### TASK BRIEF
Reproduce the full listing below unchanged, apart from the pictures.

### DATA IN THIS EXERCISE
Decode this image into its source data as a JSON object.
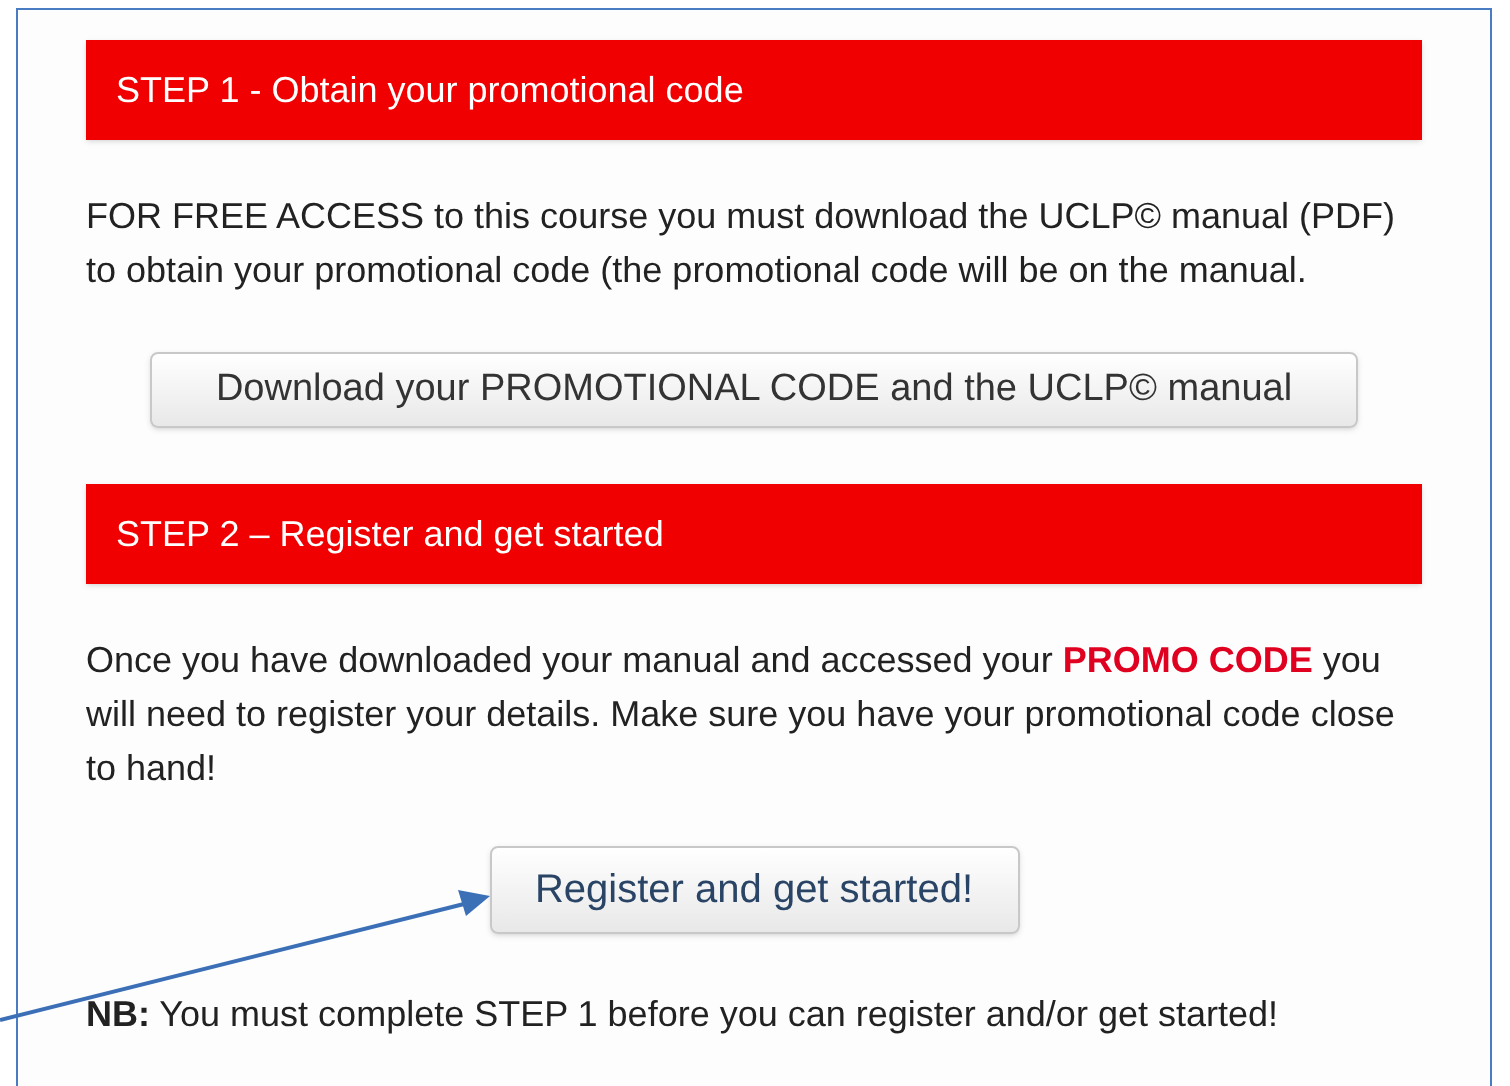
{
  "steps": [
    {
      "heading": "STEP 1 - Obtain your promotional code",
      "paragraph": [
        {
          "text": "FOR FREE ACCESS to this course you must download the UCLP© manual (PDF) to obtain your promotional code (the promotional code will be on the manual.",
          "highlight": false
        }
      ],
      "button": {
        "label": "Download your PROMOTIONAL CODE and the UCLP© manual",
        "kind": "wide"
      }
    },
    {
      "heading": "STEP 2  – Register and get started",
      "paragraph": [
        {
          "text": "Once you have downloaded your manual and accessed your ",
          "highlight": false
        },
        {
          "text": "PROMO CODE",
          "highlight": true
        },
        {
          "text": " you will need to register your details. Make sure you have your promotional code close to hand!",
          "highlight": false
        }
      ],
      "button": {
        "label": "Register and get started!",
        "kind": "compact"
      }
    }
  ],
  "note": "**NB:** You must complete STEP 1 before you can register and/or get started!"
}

### ANSWER TO THIS PROBLEM
Decode this image into its source data as a JSON object.
{
  "steps": [
    {
      "heading": "STEP 1 - Obtain your promotional code",
      "paragraph": [
        {
          "text": "FOR FREE ACCESS to this course you must download the UCLP© manual (PDF) to obtain your promotional code (the promotional code will be on the manual.",
          "highlight": false
        }
      ],
      "button": {
        "label": "Download your PROMOTIONAL CODE and the UCLP© manual",
        "kind": "wide"
      }
    },
    {
      "heading": "STEP 2  – Register and get started",
      "paragraph": [
        {
          "text": "Once you have downloaded your manual and accessed your ",
          "highlight": false
        },
        {
          "text": "PROMO CODE",
          "highlight": true
        },
        {
          "text": " you will need to register your details. Make sure you have your promotional code close to hand!",
          "highlight": false
        }
      ],
      "button": {
        "label": "Register and get started!",
        "kind": "compact"
      }
    }
  ],
  "note": "**NB:** You must complete STEP 1 before you can register and/or get started!"
}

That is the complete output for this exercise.